BEGIN STORED ROWS
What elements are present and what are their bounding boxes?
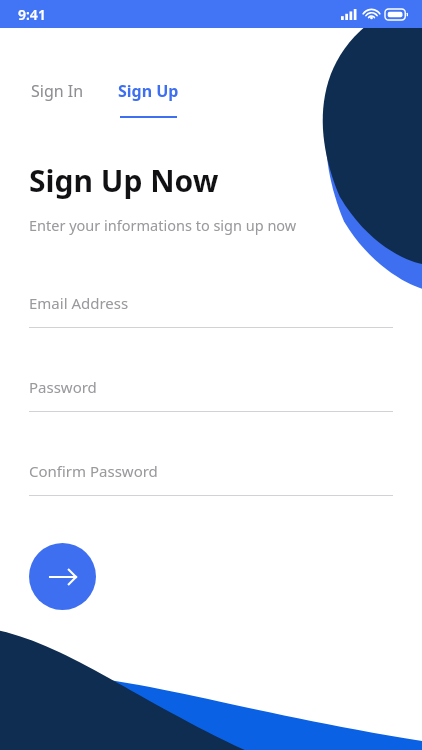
staticText: 9:41 (18, 5, 46, 24)
button[interactable]: Confirm Password (29, 461, 393, 496)
staticText: Email Address (29, 293, 129, 313)
button[interactable]: Continue (29, 543, 96, 610)
button[interactable]: Email Address (29, 293, 393, 328)
button[interactable]: Password (29, 377, 393, 412)
staticText: Sign In (31, 80, 84, 102)
staticText: Sign Up Now (29, 160, 219, 201)
staticText: Confirm Password (29, 461, 158, 481)
staticText: Enter your informations to sign up now (29, 215, 297, 235)
staticText: Sign Up (118, 80, 179, 102)
staticText: Password (29, 377, 97, 397)
button[interactable]: Sign Up (116, 76, 181, 122)
button[interactable]: Sign In (29, 76, 86, 106)
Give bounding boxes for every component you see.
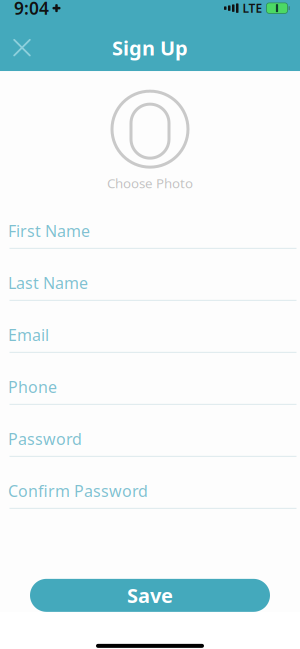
button[interactable]: Email <box>0 318 300 370</box>
button[interactable]: Confirm Password <box>0 474 300 526</box>
staticText: Last Name <box>8 272 88 293</box>
staticText: 9:04 <box>14 0 49 20</box>
button[interactable]: Password <box>0 422 300 474</box>
staticText: Save <box>127 582 173 609</box>
staticText: Password <box>8 428 82 449</box>
button[interactable]: Save <box>30 579 270 612</box>
staticText: LTE <box>242 0 262 16</box>
staticText: Sign Up <box>112 34 188 61</box>
staticText: Email <box>8 324 49 345</box>
button[interactable]: Last Name <box>0 266 300 318</box>
staticText: First Name <box>8 220 90 241</box>
button[interactable]: Phone <box>0 370 300 422</box>
button[interactable]: Choose Photo <box>107 90 193 192</box>
button[interactable]: Close <box>0 26 44 70</box>
button[interactable]: First Name <box>0 214 300 266</box>
staticText: Confirm Password <box>8 480 148 501</box>
staticText: Phone <box>8 376 57 397</box>
staticText: Choose Photo <box>107 174 193 192</box>
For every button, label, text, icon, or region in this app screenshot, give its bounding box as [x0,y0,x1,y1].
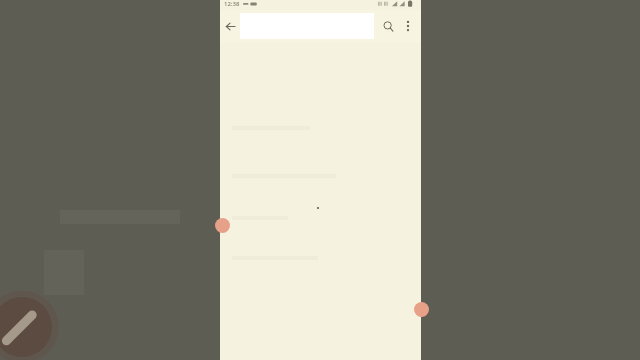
button[interactable]: Back [220,16,240,36]
button[interactable]: Search [378,16,398,36]
button[interactable]: More options [398,16,418,36]
staticText: 12:38 [224,0,240,8]
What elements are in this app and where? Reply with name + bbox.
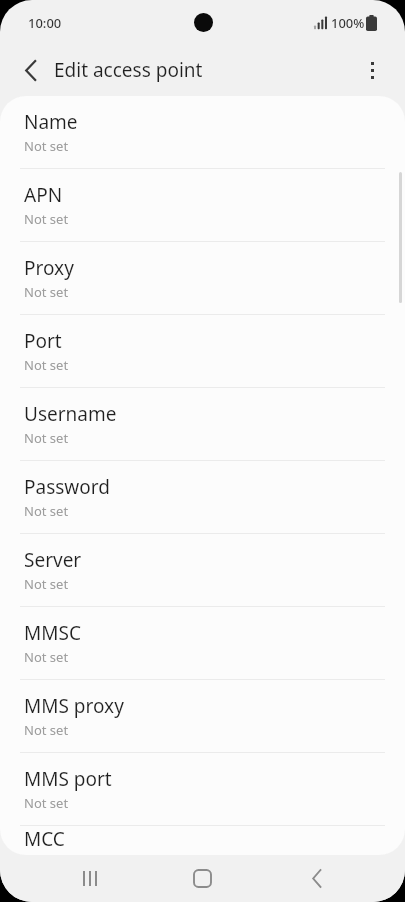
staticText: Not set <box>24 283 69 301</box>
staticText: Not set <box>24 429 69 447</box>
button[interactable]: Home <box>178 855 226 902</box>
button[interactable]: More options <box>352 50 392 90</box>
staticText: Proxy <box>24 255 74 281</box>
staticText: Not set <box>24 502 69 520</box>
button[interactable]: APN <box>0 169 405 241</box>
staticText: Username <box>24 401 117 427</box>
button[interactable]: Username <box>0 388 405 460</box>
staticText: MCC <box>24 826 65 852</box>
staticText: APN <box>24 182 63 208</box>
staticText: MMS proxy <box>24 693 124 719</box>
staticText: Name <box>24 109 78 135</box>
staticText: Not set <box>24 794 69 812</box>
button[interactable]: Name <box>0 96 405 168</box>
staticText: MMSC <box>24 620 81 646</box>
staticText: Not set <box>24 137 69 155</box>
button[interactable]: Server <box>0 534 405 606</box>
staticText: Password <box>24 474 110 500</box>
button[interactable]: MMSC <box>0 607 405 679</box>
staticText: Port <box>24 328 62 354</box>
button[interactable]: Port <box>0 315 405 387</box>
staticText: Not set <box>24 356 69 374</box>
button[interactable]: Back <box>293 855 341 902</box>
staticText: Not set <box>24 210 69 228</box>
staticText: Edit access point <box>54 57 203 83</box>
button[interactable]: MCC <box>0 826 405 855</box>
staticText: MMS port <box>24 766 112 792</box>
staticText: 100% <box>331 14 365 32</box>
staticText: 10:00 <box>28 14 62 32</box>
button[interactable]: Recents <box>66 855 114 902</box>
button[interactable]: Password <box>0 461 405 533</box>
button[interactable]: Back <box>11 50 51 90</box>
staticText: Not set <box>24 721 69 739</box>
button[interactable]: MMS proxy <box>0 680 405 752</box>
button[interactable]: Proxy <box>0 242 405 314</box>
staticText: Server <box>24 547 82 573</box>
staticText: Not set <box>24 575 69 593</box>
button[interactable]: MMS port <box>0 753 405 825</box>
staticText: Not set <box>24 648 69 666</box>
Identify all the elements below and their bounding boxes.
END STORED ROWS
**AIM OF THE TASK**
Arrange every line of the items above as a JSON list of strings, one string per line, skipping blank lines. Leave the pictures out.

**ANSWER TO THIS PROBLEM**
[
  "What elements are present and what are their bounding boxes?",
  "staticText: 9:41 (18, 5, 46, 24)",
  "button[interactable]: Confirm Password (29, 461, 393, 496)",
  "staticText: Email Address (29, 293, 129, 313)",
  "button[interactable]: Continue (29, 543, 96, 610)",
  "button[interactable]: Email Address (29, 293, 393, 328)",
  "button[interactable]: Password (29, 377, 393, 412)",
  "staticText: Sign In (31, 80, 84, 102)",
  "staticText: Sign Up Now (29, 160, 219, 201)",
  "staticText: Confirm Password (29, 461, 158, 481)",
  "staticText: Enter your informations to sign up now (29, 215, 297, 235)",
  "staticText: Sign Up (118, 80, 179, 102)",
  "staticText: Password (29, 377, 97, 397)",
  "button[interactable]: Sign Up (116, 76, 181, 122)",
  "button[interactable]: Sign In (29, 76, 86, 106)",
  "Give bounding boxes for every component you see.",
  "button[interactable]: Email <box>0 318 300 370</box>",
  "button[interactable]: Confirm Password <box>0 474 300 526</box>",
  "staticText: Last Name <box>8 272 88 293</box>",
  "staticText: 9:04 <box>14 0 49 20</box>",
  "button[interactable]: Password <box>0 422 300 474</box>",
  "staticText: Save <box>127 582 173 609</box>",
  "staticText: Password <box>8 428 82 449</box>",
  "button[interactable]: Save <box>30 579 270 612</box>",
  "staticText: LTE <box>242 0 262 16</box>",
  "staticText: Sign Up <box>112 34 188 61</box>",
  "staticText: Email <box>8 324 49 345</box>",
  "button[interactable]: Last Name <box>0 266 300 318</box>",
  "staticText: First Name <box>8 220 90 241</box>",
  "button[interactable]: Phone <box>0 370 300 422</box>",
  "button[interactable]: Choose Photo <box>107 90 193 192</box>",
  "button[interactable]: Close <box>0 26 44 70</box>",
  "button[interactable]: First Name <box>0 214 300 266</box>",
  "staticText: Confirm Password <box>8 480 148 501</box>",
  "staticText: Phone <box>8 376 57 397</box>",
  "staticText: Choose Photo <box>107 174 193 192</box>",
  "For every button, label, text, icon, or region in this app screenshot, give its bounding box as [x0,y0,x1,y1].",
  "button[interactable]: Back [220,16,240,36]",
  "button[interactable]: Search [378,16,398,36]",
  "button[interactable]: More options [398,16,418,36]",
  "staticText: 12:38 [224,0,240,8]",
  "What elements are in this app and where? Reply with name + bbox.",
  "staticText: Not set <box>24 283 69 301</box>",
  "staticText: Not set <box>24 429 69 447</box>",
  "button[interactable]: Home <box>178 855 226 902</box>",
  "button[interactable]: More options <box>352 50 392 90</box>",
  "staticText: Proxy <box>24 255 74 281</box>",
  "staticText: Not set <box>24 502 69 520</box>",
  "button[interactable]: APN <box>0 169 405 241</box>",
  "staticText: Username <box>24 401 117 427</box>",
  "button[interactable]: Username <box>0 388 405 460</box>",
  "staticText: MCC <box>24 826 65 852</box>",
  "staticText: APN <box>24 182 63 208</box>",
  "staticText: MMS proxy <box>24 693 124 719</box>",
  "staticText: Name <box>24 109 78 135</box>",
  "staticText: Not set <box>24 794 69 812</box>",
  "button[interactable]: Name <box>0 96 405 168</box>",
  "staticText: MMSC <box>24 620 81 646</box>",
  "staticText: Not set <box>24 137 69 155</box>",
  "button[interactable]: Server <box>0 534 405 606</box>",
  "staticText: Password <box>24 474 110 500</box>",
  "button[interactable]: MMSC <box>0 607 405 679</box>",
  "staticText: Port <box>24 328 62 354</box>",
  "button[interactable]: Port <box>0 315 405 387</box>",
  "staticText: Not set <box>24 356 69 374</box>",
  "button[interactable]: Back <box>293 855 341 902</box>",
  "staticText: Not set <box>24 210 69 228</box>",
  "staticText: Edit access point <box>54 57 203 83</box>",
  "button[interactable]: MCC <box>0 826 405 855</box>",
  "staticText: MMS port <box>24 766 112 792</box>",
  "staticText: 100% <box>331 14 365 32</box>",
  "staticText: 10:00 <box>28 14 62 32</box>",
  "button[interactable]: Recents <box>66 855 114 902</box>",
  "button[interactable]: Password <box>0 461 405 533</box>",
  "button[interactable]: Back <box>11 50 51 90</box>",
  "staticText: Not set <box>24 721 69 739</box>",
  "button[interactable]: MMS proxy <box>0 680 405 752</box>",
  "button[interactable]: Proxy <box>0 242 405 314</box>",
  "staticText: Server <box>24 547 82 573</box>",
  "staticText: Not set <box>24 575 69 593</box>",
  "button[interactable]: MMS port <box>0 753 405 825</box>",
  "staticText: Not set <box>24 648 69 666</box>",
  "Identify all the elements below and their bounding boxes."
]